* _WRITTEN REQUEST_
Each record that follows should be repeated exactly, minus any images.

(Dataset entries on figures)

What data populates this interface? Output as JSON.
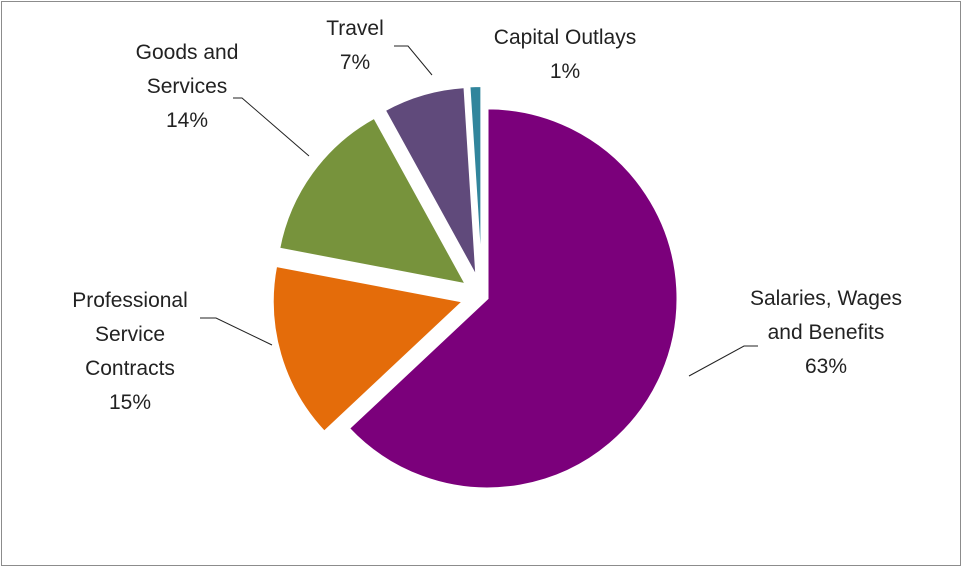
{
  "chart_data": {
    "type": "pie",
    "exploded": true,
    "start_angle_deg": 0,
    "direction": "clockwise",
    "legend": "none",
    "slices": [
      {
        "label_lines": [
          "Salaries, Wages",
          "and Benefits"
        ],
        "value": 63,
        "pct_label": "63%",
        "color": "#7b007b"
      },
      {
        "label_lines": [
          "Professional",
          "Service",
          "Contracts"
        ],
        "value": 15,
        "pct_label": "15%",
        "color": "#e46c0a"
      },
      {
        "label_lines": [
          "Goods and",
          "Services"
        ],
        "value": 14,
        "pct_label": "14%",
        "color": "#77933c"
      },
      {
        "label_lines": [
          "Travel"
        ],
        "value": 7,
        "pct_label": "7%",
        "color": "#604a7b"
      },
      {
        "label_lines": [
          "Capital Outlays"
        ],
        "value": 1,
        "pct_label": "1%",
        "color": "#31859c"
      }
    ]
  }
}
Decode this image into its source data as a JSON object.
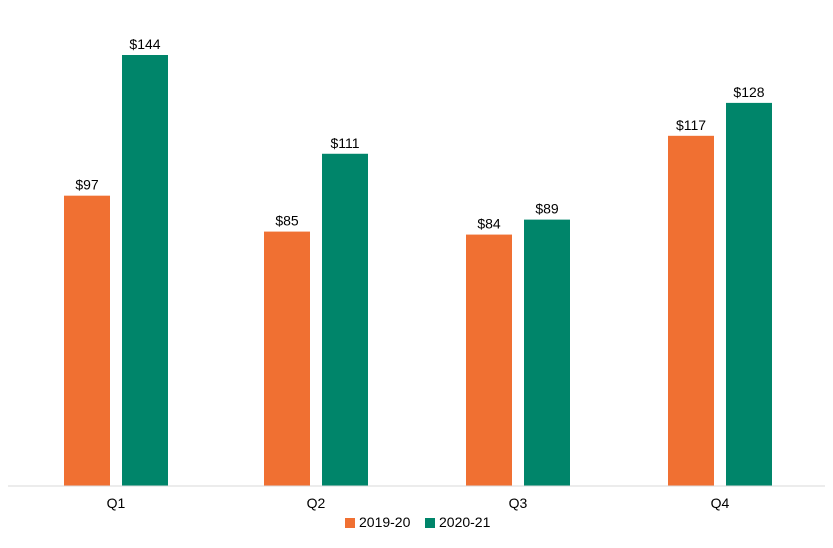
{
  "chart_data": {
    "type": "bar",
    "title": "",
    "xlabel": "",
    "ylabel": "",
    "categories": [
      "Q1",
      "Q2",
      "Q3",
      "Q4"
    ],
    "series": [
      {
        "name": "2019-20",
        "values": [
          97,
          85,
          84,
          117
        ],
        "labels": [
          "$97",
          "$85",
          "$84",
          "$117"
        ],
        "color": "#F07032"
      },
      {
        "name": "2020-21",
        "values": [
          144,
          111,
          89,
          128
        ],
        "labels": [
          "$144",
          "$111",
          "$89",
          "$128"
        ],
        "color": "#00856A"
      }
    ],
    "ylim": [
      0,
      144
    ],
    "grid": false,
    "legend_position": "bottom"
  }
}
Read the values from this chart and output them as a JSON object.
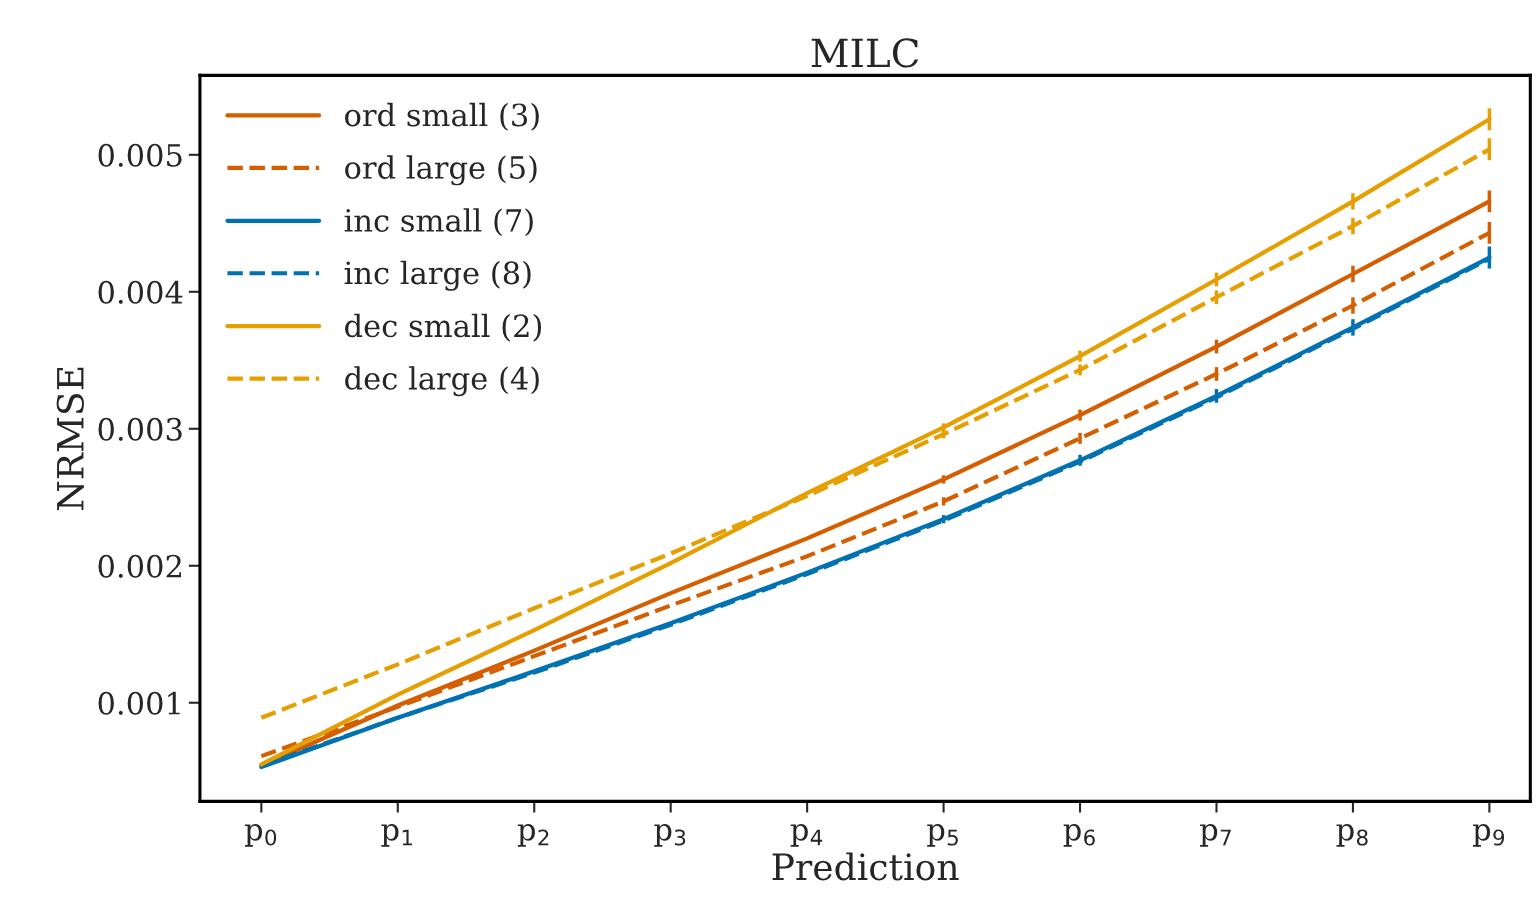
{
  "chart_data": {
    "type": "line",
    "title": "MILC",
    "xlabel": "Prediction",
    "ylabel": "NRMSE",
    "categories": [
      "p$_{0}$",
      "p$_{1}$",
      "p$_{2}$",
      "p$_{3}$",
      "p$_{4}$",
      "p$_{5}$",
      "p$_{6}$",
      "p$_{7}$",
      "p$_{8}$",
      "p$_{9}$"
    ],
    "ylim": [
      0.00028,
      0.00558
    ],
    "yticks": [
      0.001,
      0.002,
      0.003,
      0.004,
      0.005
    ],
    "grid": false,
    "legend": "top left",
    "marker": "none",
    "series": [
      {
        "name": "ord small (3)",
        "color": "#d55e00",
        "line_style": "solid",
        "values": [
          0.00054,
          0.00098,
          0.00138,
          0.0018,
          0.0022,
          0.00263,
          0.0031,
          0.0036,
          0.00413,
          0.00466
        ],
        "errors": [
          null,
          null,
          null,
          null,
          null,
          3e-05,
          4e-05,
          5e-05,
          6e-05,
          8e-05
        ]
      },
      {
        "name": "ord large (5)",
        "color": "#d55e00",
        "line_style": "dashed",
        "values": [
          0.00061,
          0.00097,
          0.00134,
          0.00171,
          0.00207,
          0.00247,
          0.00293,
          0.0034,
          0.0039,
          0.00443
        ],
        "errors": [
          null,
          null,
          null,
          null,
          null,
          3e-05,
          4e-05,
          5e-05,
          6e-05,
          8e-05
        ]
      },
      {
        "name": "inc small (7)",
        "color": "#0072b2",
        "line_style": "solid",
        "values": [
          0.00053,
          0.00089,
          0.00123,
          0.00158,
          0.00195,
          0.00234,
          0.00277,
          0.00324,
          0.00374,
          0.00425
        ],
        "errors": [
          null,
          null,
          null,
          null,
          null,
          3e-05,
          4e-05,
          5e-05,
          6e-05,
          8e-05
        ]
      },
      {
        "name": "inc large (8)",
        "color": "#0072b2",
        "line_style": "dashed",
        "values": [
          0.00054,
          0.00089,
          0.00122,
          0.00157,
          0.00194,
          0.00233,
          0.00276,
          0.00323,
          0.00373,
          0.00424
        ]
      },
      {
        "name": "dec small (2)",
        "color": "#e69f00",
        "line_style": "solid",
        "values": [
          0.00055,
          0.00106,
          0.00153,
          0.00202,
          0.00253,
          0.00301,
          0.00353,
          0.00409,
          0.00466,
          0.00526
        ],
        "errors": [
          null,
          null,
          null,
          null,
          null,
          3e-05,
          4e-05,
          5e-05,
          6e-05,
          8e-05
        ]
      },
      {
        "name": "dec large (4)",
        "color": "#e69f00",
        "line_style": "dashed",
        "values": [
          0.00089,
          0.00128,
          0.00169,
          0.00209,
          0.00251,
          0.00296,
          0.00343,
          0.00396,
          0.00448,
          0.00504
        ],
        "errors": [
          null,
          null,
          null,
          null,
          null,
          3e-05,
          4e-05,
          5e-05,
          6e-05,
          8e-05
        ]
      }
    ]
  }
}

* _RESULT FOR THIS TASK_
What data populates this interface? Output as JSON.
{
  "chart_data": {
    "type": "pie",
    "exploded": true,
    "start_angle_deg": 0,
    "direction": "clockwise",
    "legend": "none",
    "slices": [
      {
        "label_lines": [
          "Salaries, Wages",
          "and Benefits"
        ],
        "value": 63,
        "pct_label": "63%",
        "color": "#7b007b"
      },
      {
        "label_lines": [
          "Professional",
          "Service",
          "Contracts"
        ],
        "value": 15,
        "pct_label": "15%",
        "color": "#e46c0a"
      },
      {
        "label_lines": [
          "Goods and",
          "Services"
        ],
        "value": 14,
        "pct_label": "14%",
        "color": "#77933c"
      },
      {
        "label_lines": [
          "Travel"
        ],
        "value": 7,
        "pct_label": "7%",
        "color": "#604a7b"
      },
      {
        "label_lines": [
          "Capital Outlays"
        ],
        "value": 1,
        "pct_label": "1%",
        "color": "#31859c"
      }
    ]
  }
}
Decode this image into its source data as a JSON object.
{
  "chart_data": {
    "type": "bar",
    "title": "",
    "xlabel": "",
    "ylabel": "",
    "categories": [
      "Q1",
      "Q2",
      "Q3",
      "Q4"
    ],
    "series": [
      {
        "name": "2019-20",
        "values": [
          97,
          85,
          84,
          117
        ],
        "labels": [
          "$97",
          "$85",
          "$84",
          "$117"
        ],
        "color": "#F07032"
      },
      {
        "name": "2020-21",
        "values": [
          144,
          111,
          89,
          128
        ],
        "labels": [
          "$144",
          "$111",
          "$89",
          "$128"
        ],
        "color": "#00856A"
      }
    ],
    "ylim": [
      0,
      144
    ],
    "grid": false,
    "legend_position": "bottom"
  }
}
Read the values from this chart and output them as a JSON object.
{
  "chart_data": {
    "type": "line",
    "title": "MILC",
    "xlabel": "Prediction",
    "ylabel": "NRMSE",
    "categories": [
      "p$_{0}$",
      "p$_{1}$",
      "p$_{2}$",
      "p$_{3}$",
      "p$_{4}$",
      "p$_{5}$",
      "p$_{6}$",
      "p$_{7}$",
      "p$_{8}$",
      "p$_{9}$"
    ],
    "ylim": [
      0.00028,
      0.00558
    ],
    "yticks": [
      0.001,
      0.002,
      0.003,
      0.004,
      0.005
    ],
    "grid": false,
    "legend": "top left",
    "marker": "none",
    "series": [
      {
        "name": "ord small (3)",
        "color": "#d55e00",
        "line_style": "solid",
        "values": [
          0.00054,
          0.00098,
          0.00138,
          0.0018,
          0.0022,
          0.00263,
          0.0031,
          0.0036,
          0.00413,
          0.00466
        ],
        "errors": [
          null,
          null,
          null,
          null,
          null,
          3e-05,
          4e-05,
          5e-05,
          6e-05,
          8e-05
        ]
      },
      {
        "name": "ord large (5)",
        "color": "#d55e00",
        "line_style": "dashed",
        "values": [
          0.00061,
          0.00097,
          0.00134,
          0.00171,
          0.00207,
          0.00247,
          0.00293,
          0.0034,
          0.0039,
          0.00443
        ],
        "errors": [
          null,
          null,
          null,
          null,
          null,
          3e-05,
          4e-05,
          5e-05,
          6e-05,
          8e-05
        ]
      },
      {
        "name": "inc small (7)",
        "color": "#0072b2",
        "line_style": "solid",
        "values": [
          0.00053,
          0.00089,
          0.00123,
          0.00158,
          0.00195,
          0.00234,
          0.00277,
          0.00324,
          0.00374,
          0.00425
        ],
        "errors": [
          null,
          null,
          null,
          null,
          null,
          3e-05,
          4e-05,
          5e-05,
          6e-05,
          8e-05
        ]
      },
      {
        "name": "inc large (8)",
        "color": "#0072b2",
        "line_style": "dashed",
        "values": [
          0.00054,
          0.00089,
          0.00122,
          0.00157,
          0.00194,
          0.00233,
          0.00276,
          0.00323,
          0.00373,
          0.00424
        ]
      },
      {
        "name": "dec small (2)",
        "color": "#e69f00",
        "line_style": "solid",
        "values": [
          0.00055,
          0.00106,
          0.00153,
          0.00202,
          0.00253,
          0.00301,
          0.00353,
          0.00409,
          0.00466,
          0.00526
        ],
        "errors": [
          null,
          null,
          null,
          null,
          null,
          3e-05,
          4e-05,
          5e-05,
          6e-05,
          8e-05
        ]
      },
      {
        "name": "dec large (4)",
        "color": "#e69f00",
        "line_style": "dashed",
        "values": [
          0.00089,
          0.00128,
          0.00169,
          0.00209,
          0.00251,
          0.00296,
          0.00343,
          0.00396,
          0.00448,
          0.00504
        ],
        "errors": [
          null,
          null,
          null,
          null,
          null,
          3e-05,
          4e-05,
          5e-05,
          6e-05,
          8e-05
        ]
      }
    ]
  }
}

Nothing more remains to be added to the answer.